Your objective —
All the records that follow need to be reproduced exactly. Omit the images.

+ + + + +

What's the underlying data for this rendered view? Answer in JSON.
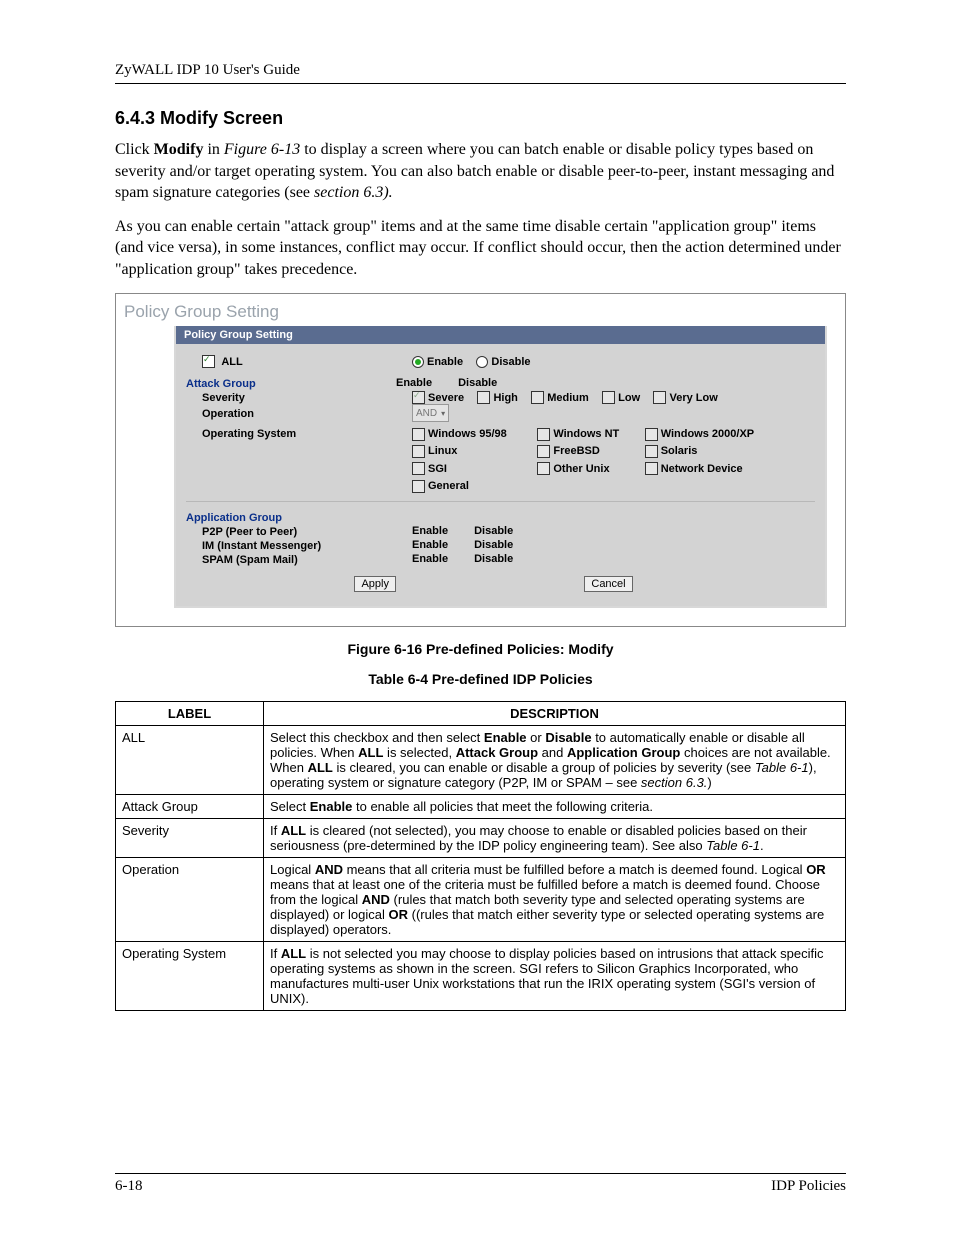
{
  "header": {
    "title": "ZyWALL IDP 10 User's Guide"
  },
  "section": {
    "number": "6.4.3",
    "name": "Modify Screen",
    "title": "6.4.3  Modify Screen"
  },
  "p1": {
    "t1": "Click ",
    "b1": "Modify",
    "t2": " in ",
    "i1": "Figure 6-13",
    "t3": " to display a screen where you can batch enable or disable policy types based on severity and/or target operating system. You can also batch enable or disable peer-to-peer, instant messaging and spam signature categories (see ",
    "i2": "section 6.3).",
    "t4": ""
  },
  "p2": "As you can enable certain \"attack group\" items and at the same time disable certain \"application group\" items (and vice versa), in some instances, conflict may occur. If conflict should occur, then the action determined under \"application group\" takes precedence.",
  "screenshot": {
    "title": "Policy Group Setting",
    "panel_header": "Policy Group Setting",
    "all": "ALL",
    "enable": "Enable",
    "disable": "Disable",
    "attack_group": "Attack Group",
    "severity_lbl": "Severity",
    "operation_lbl": "Operation",
    "os_lbl": "Operating System",
    "sev": {
      "severe": "Severe",
      "high": "High",
      "medium": "Medium",
      "low": "Low",
      "vlow": "Very Low"
    },
    "op_dropdown": "AND",
    "os": {
      "w9598": "Windows 95/98",
      "wnt": "Windows NT",
      "w2kxp": "Windows 2000/XP",
      "linux": "Linux",
      "freebsd": "FreeBSD",
      "solaris": "Solaris",
      "sgi": "SGI",
      "ounix": "Other Unix",
      "netdev": "Network Device",
      "general": "General"
    },
    "app_group": "Application Group",
    "apps": {
      "p2p": "P2P (Peer to Peer)",
      "im": "IM (Instant Messenger)",
      "spam": "SPAM (Spam Mail)"
    },
    "apply": "Apply",
    "cancel": "Cancel"
  },
  "captions": {
    "figure": "Figure 6-16 Pre-defined Policies: Modify",
    "table": "Table 6-4 Pre-defined IDP Policies"
  },
  "table": {
    "h_label": "LABEL",
    "h_desc": "DESCRIPTION",
    "rows": {
      "all": {
        "label": "ALL",
        "d1": "Select this checkbox and then select ",
        "b1": "Enable",
        "d2": " or ",
        "b2": "Disable",
        "d3": " to automatically enable or disable all policies. When ",
        "b3": "ALL",
        "d4": " is selected, ",
        "b4": "Attack Group",
        "d5": " and ",
        "b5": "Application Group",
        "d6": " choices are not available. When ",
        "b6": "ALL",
        "d7": " is cleared, you can enable or disable a group of policies by severity (see ",
        "i1": "Table 6-1",
        "d8": "), operating system or signature category (P2P, IM or SPAM – see ",
        "i2": "section 6.3.",
        "d9": ")"
      },
      "attack": {
        "label": "Attack Group",
        "d1": "Select ",
        "b1": "Enable",
        "d2": " to enable all policies that meet the following criteria."
      },
      "severity": {
        "label": "Severity",
        "d1": "If ",
        "b1": "ALL",
        "d2": " is cleared (not selected), you may choose to enable or disabled policies based on their seriousness (pre-determined by the IDP policy engineering team). See also ",
        "i1": "Table 6-1",
        "d3": "."
      },
      "operation": {
        "label": "Operation",
        "d1": "Logical ",
        "b1": "AND",
        "d2": " means that all criteria must be fulfilled before a match is deemed found. Logical ",
        "b2": "OR",
        "d3": " means that at least one of the criteria must be fulfilled before a match is deemed found. Choose from the logical ",
        "b3": "AND",
        "d4": " (rules that match both severity type and selected operating systems are displayed) or logical ",
        "b4": "OR",
        "d5": " ((rules that match either severity type or selected operating systems are displayed) operators."
      },
      "os": {
        "label": "Operating System",
        "d1": "If ",
        "b1": "ALL",
        "d2": " is not selected you may choose to display policies based on intrusions that attack specific operating systems as shown in the screen. SGI refers to Silicon Graphics Incorporated, who manufactures multi-user Unix workstations that run the IRIX operating system (SGI's version of UNIX)."
      }
    }
  },
  "footer": {
    "page": "6-18",
    "section": "IDP Policies"
  }
}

+ + + + +

Task output —
What's the underlying data for this rendered view? Answer in JSON.
{
  "header": {
    "title": "ZyWALL IDP 10 User's Guide"
  },
  "section": {
    "number": "6.4.3",
    "name": "Modify Screen",
    "title": "6.4.3  Modify Screen"
  },
  "p1": {
    "t1": "Click ",
    "b1": "Modify",
    "t2": " in ",
    "i1": "Figure 6-13",
    "t3": " to display a screen where you can batch enable or disable policy types based on severity and/or target operating system. You can also batch enable or disable peer-to-peer, instant messaging and spam signature categories (see ",
    "i2": "section 6.3).",
    "t4": ""
  },
  "p2": "As you can enable certain \"attack group\" items and at the same time disable certain \"application group\" items (and vice versa), in some instances, conflict may occur. If conflict should occur, then the action determined under \"application group\" takes precedence.",
  "screenshot": {
    "title": "Policy Group Setting",
    "panel_header": "Policy Group Setting",
    "all": "ALL",
    "enable": "Enable",
    "disable": "Disable",
    "attack_group": "Attack Group",
    "severity_lbl": "Severity",
    "operation_lbl": "Operation",
    "os_lbl": "Operating System",
    "sev": {
      "severe": "Severe",
      "high": "High",
      "medium": "Medium",
      "low": "Low",
      "vlow": "Very Low"
    },
    "op_dropdown": "AND",
    "os": {
      "w9598": "Windows 95/98",
      "wnt": "Windows NT",
      "w2kxp": "Windows 2000/XP",
      "linux": "Linux",
      "freebsd": "FreeBSD",
      "solaris": "Solaris",
      "sgi": "SGI",
      "ounix": "Other Unix",
      "netdev": "Network Device",
      "general": "General"
    },
    "app_group": "Application Group",
    "apps": {
      "p2p": "P2P (Peer to Peer)",
      "im": "IM (Instant Messenger)",
      "spam": "SPAM (Spam Mail)"
    },
    "apply": "Apply",
    "cancel": "Cancel"
  },
  "captions": {
    "figure": "Figure 6-16 Pre-defined Policies: Modify",
    "table": "Table 6-4 Pre-defined IDP Policies"
  },
  "table": {
    "h_label": "LABEL",
    "h_desc": "DESCRIPTION",
    "rows": {
      "all": {
        "label": "ALL",
        "d1": "Select this checkbox and then select ",
        "b1": "Enable",
        "d2": " or ",
        "b2": "Disable",
        "d3": " to automatically enable or disable all policies. When ",
        "b3": "ALL",
        "d4": " is selected, ",
        "b4": "Attack Group",
        "d5": " and ",
        "b5": "Application Group",
        "d6": " choices are not available. When ",
        "b6": "ALL",
        "d7": " is cleared, you can enable or disable a group of policies by severity (see ",
        "i1": "Table 6-1",
        "d8": "), operating system or signature category (P2P, IM or SPAM – see ",
        "i2": "section 6.3.",
        "d9": ")"
      },
      "attack": {
        "label": "Attack Group",
        "d1": "Select ",
        "b1": "Enable",
        "d2": " to enable all policies that meet the following criteria."
      },
      "severity": {
        "label": "Severity",
        "d1": "If ",
        "b1": "ALL",
        "d2": " is cleared (not selected), you may choose to enable or disabled policies based on their seriousness (pre-determined by the IDP policy engineering team). See also ",
        "i1": "Table 6-1",
        "d3": "."
      },
      "operation": {
        "label": "Operation",
        "d1": "Logical ",
        "b1": "AND",
        "d2": " means that all criteria must be fulfilled before a match is deemed found. Logical ",
        "b2": "OR",
        "d3": " means that at least one of the criteria must be fulfilled before a match is deemed found. Choose from the logical ",
        "b3": "AND",
        "d4": " (rules that match both severity type and selected operating systems are displayed) or logical ",
        "b4": "OR",
        "d5": " ((rules that match either severity type or selected operating systems are displayed) operators."
      },
      "os": {
        "label": "Operating System",
        "d1": "If ",
        "b1": "ALL",
        "d2": " is not selected you may choose to display policies based on intrusions that attack specific operating systems as shown in the screen. SGI refers to Silicon Graphics Incorporated, who manufactures multi-user Unix workstations that run the IRIX operating system (SGI's version of UNIX)."
      }
    }
  },
  "footer": {
    "page": "6-18",
    "section": "IDP Policies"
  }
}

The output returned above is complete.